## begin GIVEN ENTRIES
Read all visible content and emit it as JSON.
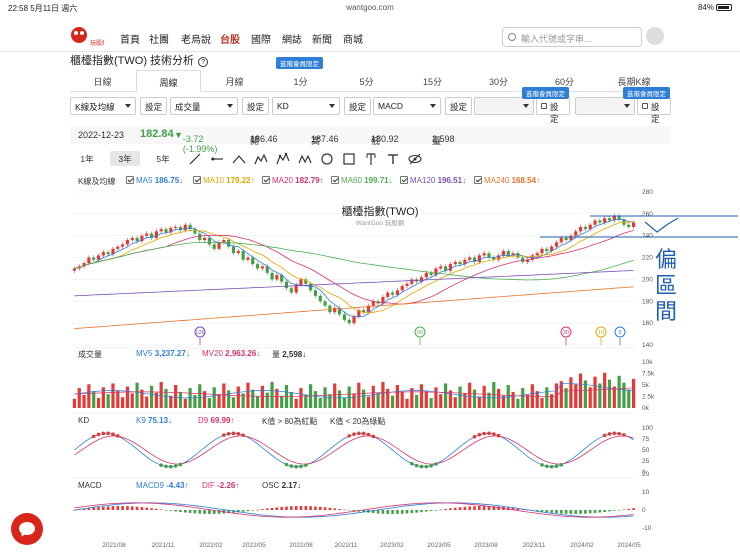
{
  "status_bar": {
    "time": "22:58",
    "date": "5月11日 週六",
    "url": "wantgoo.com",
    "battery": "84%"
  },
  "nav": {
    "logo_text": "玩股網",
    "items": [
      "首頁",
      "社團",
      "老烏說",
      "台股",
      "國際",
      "網誌",
      "新聞",
      "商城"
    ],
    "active_index": 3,
    "search_placeholder": "輸入代號或字串..."
  },
  "page_title": "櫃檯指數(TWO) 技術分析",
  "period_tabs": [
    "日線",
    "周線",
    "月線",
    "1分",
    "5分",
    "15分",
    "30分",
    "60分",
    "長期K線"
  ],
  "active_period": "周線",
  "vip_label": "進階會員限定",
  "indicator_selects": [
    "K線及均線",
    "成交量",
    "KD",
    "MACD",
    "",
    ""
  ],
  "setting_label": "設定",
  "quote": {
    "date": "2022-12-23",
    "close": "182.84",
    "change": "-3.72 (-1.99%)",
    "open_label": "開",
    "open": "186.46",
    "high_label": "高",
    "high": "187.46",
    "low_label": "低",
    "low": "180.92",
    "vol_label": "量",
    "volume": "2,598"
  },
  "range_buttons": [
    "1年",
    "3年",
    "5年"
  ],
  "active_range": "3年",
  "ma_legend": {
    "title": "K線及均線",
    "items": [
      {
        "label": "MA5",
        "value": "186.75",
        "dir": "↓",
        "color": "#2e7ed6"
      },
      {
        "label": "MA10",
        "value": "179.22",
        "dir": "↑",
        "color": "#e0a800"
      },
      {
        "label": "MA20",
        "value": "182.79",
        "dir": "↑",
        "color": "#d6336c"
      },
      {
        "label": "MA60",
        "value": "199.71",
        "dir": "↓",
        "color": "#4caf50"
      },
      {
        "label": "MA120",
        "value": "196.51",
        "dir": "↓",
        "color": "#7b4fb8"
      },
      {
        "label": "MA240",
        "value": "168.54",
        "dir": "↑",
        "color": "#e8742a"
      }
    ]
  },
  "chart_title": "櫃檯指數(TWO)",
  "watermark": "WantGoo 玩股網",
  "price_axis": [
    "280",
    "260",
    "240",
    "220",
    "200",
    "180",
    "160",
    "140"
  ],
  "event_markers": [
    "126",
    "60",
    "20",
    "10",
    "5"
  ],
  "volume_legend": {
    "title": "成交量",
    "mv5_label": "MV5",
    "mv5": "3,237.27",
    "mv5_dir": "↓",
    "mv20_label": "MV20",
    "mv20": "2,963.26",
    "mv20_dir": "↓",
    "vol_label": "量",
    "vol": "2,598",
    "vol_dir": "↓"
  },
  "volume_axis": [
    "10k",
    "7.5k",
    "5k",
    "2.5k",
    "0k"
  ],
  "kd_legend": {
    "title": "KD",
    "k_label": "K9",
    "k": "75.13",
    "k_dir": "↓",
    "d_label": "D9",
    "d": "69.99",
    "d_dir": "↑",
    "note1": "K值 > 80為紅點",
    "note2": "K值 < 20為綠點"
  },
  "kd_axis": [
    "100",
    "75",
    "50",
    "25",
    "0"
  ],
  "macd_legend": {
    "title": "MACD",
    "macd_label": "MACD9",
    "macd": "-4.43",
    "macd_dir": "↑",
    "dif_label": "DIF",
    "dif": "-2.26",
    "dif_dir": "↑",
    "osc_label": "OSC",
    "osc": "2.17",
    "osc_dir": "↓"
  },
  "macd_axis": [
    "20",
    "10",
    "0",
    "-10"
  ],
  "x_axis": [
    "2021/08",
    "2021/11",
    "2022/02",
    "2022/05",
    "2022/08",
    "2022/11",
    "2023/02",
    "2023/05",
    "2023/08",
    "2023/11",
    "2024/02",
    "2024/05"
  ],
  "handwritten_note": "偏區間",
  "colors": {
    "up": "#e53935",
    "down": "#43a047",
    "accent": "#c0392b",
    "vip": "#2e7ed6"
  }
}
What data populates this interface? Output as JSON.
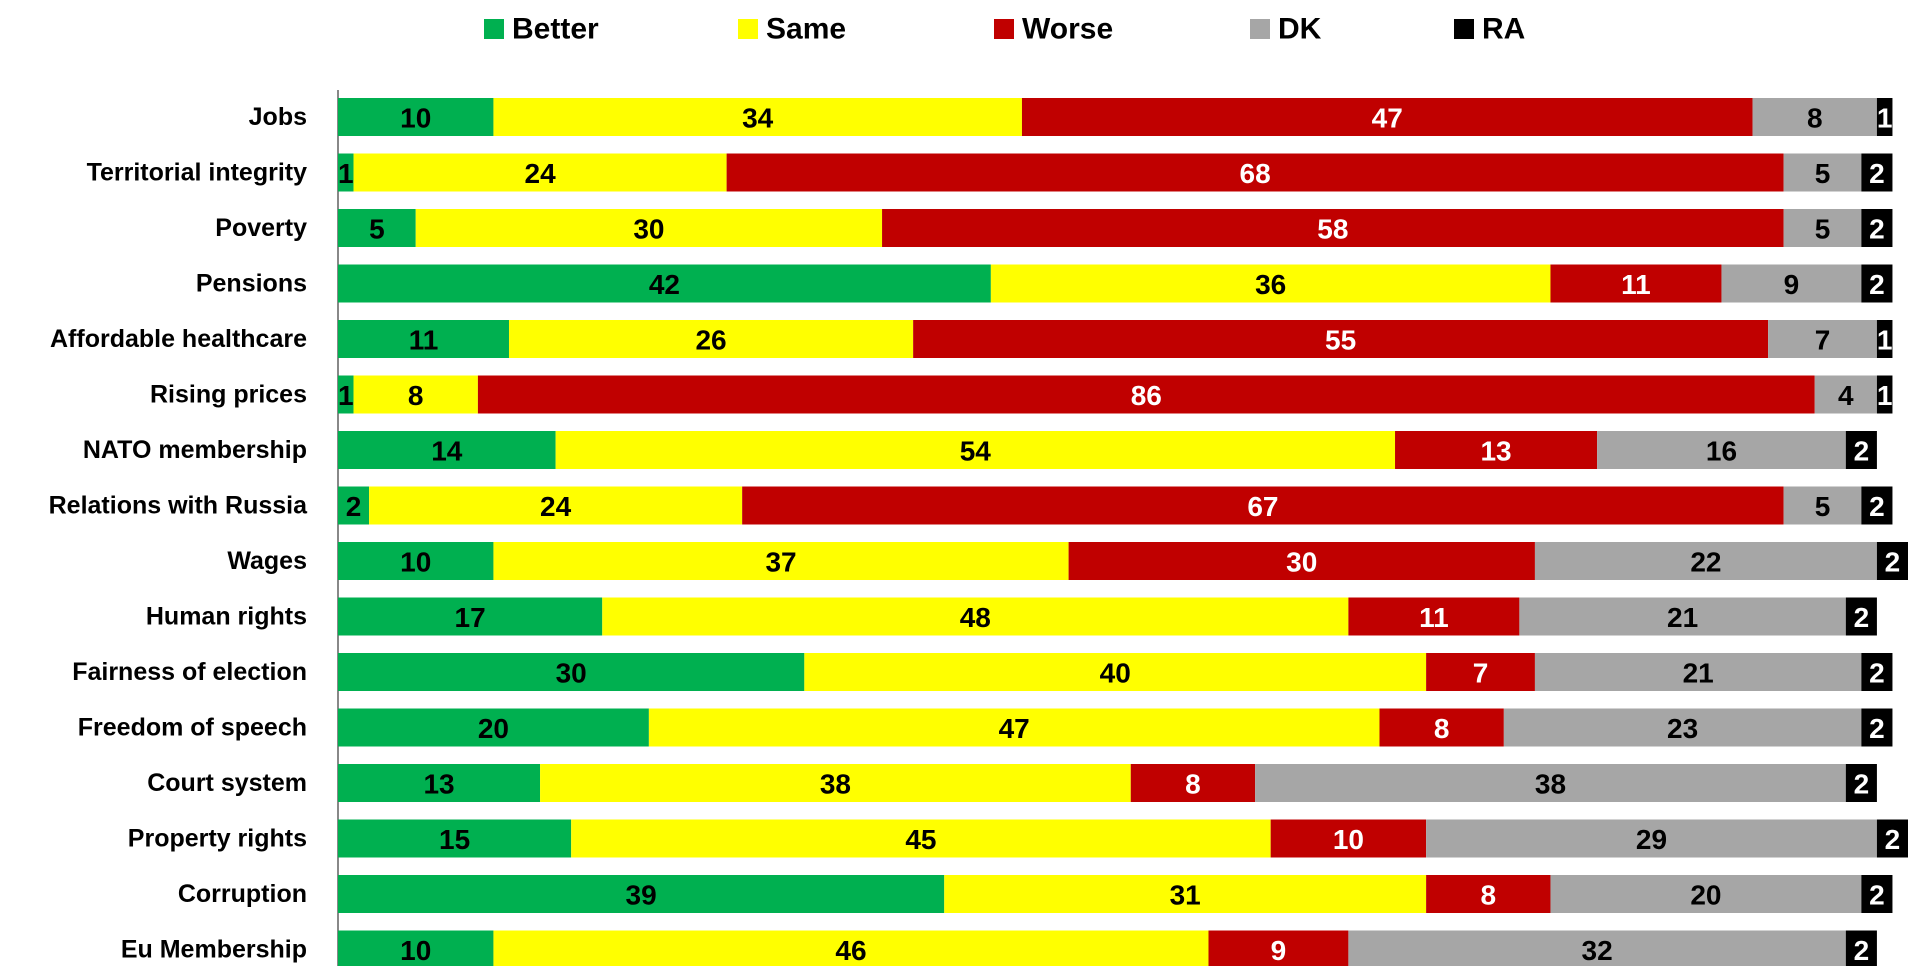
## end GIVEN ENTRIES
→ **DESCRIPTION OF THE TASK**: Each record must be quoted in full and exactly. Do not include the pictures.

→ **ANSWER TO THE TASK**:
Read all visible content and emit it as JSON.
{
  "status_bar": {
    "time": "22:58",
    "date": "5月11日 週六",
    "url": "wantgoo.com",
    "battery": "84%"
  },
  "nav": {
    "logo_text": "玩股網",
    "items": [
      "首頁",
      "社團",
      "老烏說",
      "台股",
      "國際",
      "網誌",
      "新聞",
      "商城"
    ],
    "active_index": 3,
    "search_placeholder": "輸入代號或字串..."
  },
  "page_title": "櫃檯指數(TWO) 技術分析",
  "period_tabs": [
    "日線",
    "周線",
    "月線",
    "1分",
    "5分",
    "15分",
    "30分",
    "60分",
    "長期K線"
  ],
  "active_period": "周線",
  "vip_label": "進階會員限定",
  "indicator_selects": [
    "K線及均線",
    "成交量",
    "KD",
    "MACD",
    "",
    ""
  ],
  "setting_label": "設定",
  "quote": {
    "date": "2022-12-23",
    "close": "182.84",
    "change": "-3.72 (-1.99%)",
    "open_label": "開",
    "open": "186.46",
    "high_label": "高",
    "high": "187.46",
    "low_label": "低",
    "low": "180.92",
    "vol_label": "量",
    "volume": "2,598"
  },
  "range_buttons": [
    "1年",
    "3年",
    "5年"
  ],
  "active_range": "3年",
  "ma_legend": {
    "title": "K線及均線",
    "items": [
      {
        "label": "MA5",
        "value": "186.75",
        "dir": "↓",
        "color": "#2e7ed6"
      },
      {
        "label": "MA10",
        "value": "179.22",
        "dir": "↑",
        "color": "#e0a800"
      },
      {
        "label": "MA20",
        "value": "182.79",
        "dir": "↑",
        "color": "#d6336c"
      },
      {
        "label": "MA60",
        "value": "199.71",
        "dir": "↓",
        "color": "#4caf50"
      },
      {
        "label": "MA120",
        "value": "196.51",
        "dir": "↓",
        "color": "#7b4fb8"
      },
      {
        "label": "MA240",
        "value": "168.54",
        "dir": "↑",
        "color": "#e8742a"
      }
    ]
  },
  "chart_title": "櫃檯指數(TWO)",
  "watermark": "WantGoo 玩股網",
  "price_axis": [
    "280",
    "260",
    "240",
    "220",
    "200",
    "180",
    "160",
    "140"
  ],
  "event_markers": [
    "126",
    "60",
    "20",
    "10",
    "5"
  ],
  "volume_legend": {
    "title": "成交量",
    "mv5_label": "MV5",
    "mv5": "3,237.27",
    "mv5_dir": "↓",
    "mv20_label": "MV20",
    "mv20": "2,963.26",
    "mv20_dir": "↓",
    "vol_label": "量",
    "vol": "2,598",
    "vol_dir": "↓"
  },
  "volume_axis": [
    "10k",
    "7.5k",
    "5k",
    "2.5k",
    "0k"
  ],
  "kd_legend": {
    "title": "KD",
    "k_label": "K9",
    "k": "75.13",
    "k_dir": "↓",
    "d_label": "D9",
    "d": "69.99",
    "d_dir": "↑",
    "note1": "K值 > 80為紅點",
    "note2": "K值 < 20為綠點"
  },
  "kd_axis": [
    "100",
    "75",
    "50",
    "25",
    "0"
  ],
  "macd_legend": {
    "title": "MACD",
    "macd_label": "MACD9",
    "macd": "-4.43",
    "macd_dir": "↑",
    "dif_label": "DIF",
    "dif": "-2.26",
    "dif_dir": "↑",
    "osc_label": "OSC",
    "osc": "2.17",
    "osc_dir": "↓"
  },
  "macd_axis": [
    "20",
    "10",
    "0",
    "-10"
  ],
  "x_axis": [
    "2021/08",
    "2021/11",
    "2022/02",
    "2022/05",
    "2022/08",
    "2022/11",
    "2023/02",
    "2023/05",
    "2023/08",
    "2023/11",
    "2024/02",
    "2024/05"
  ],
  "handwritten_note": "偏區間",
  "colors": {
    "up": "#e53935",
    "down": "#43a047",
    "accent": "#c0392b",
    "vip": "#2e7ed6"
  }
}
What data populates this interface? Output as JSON.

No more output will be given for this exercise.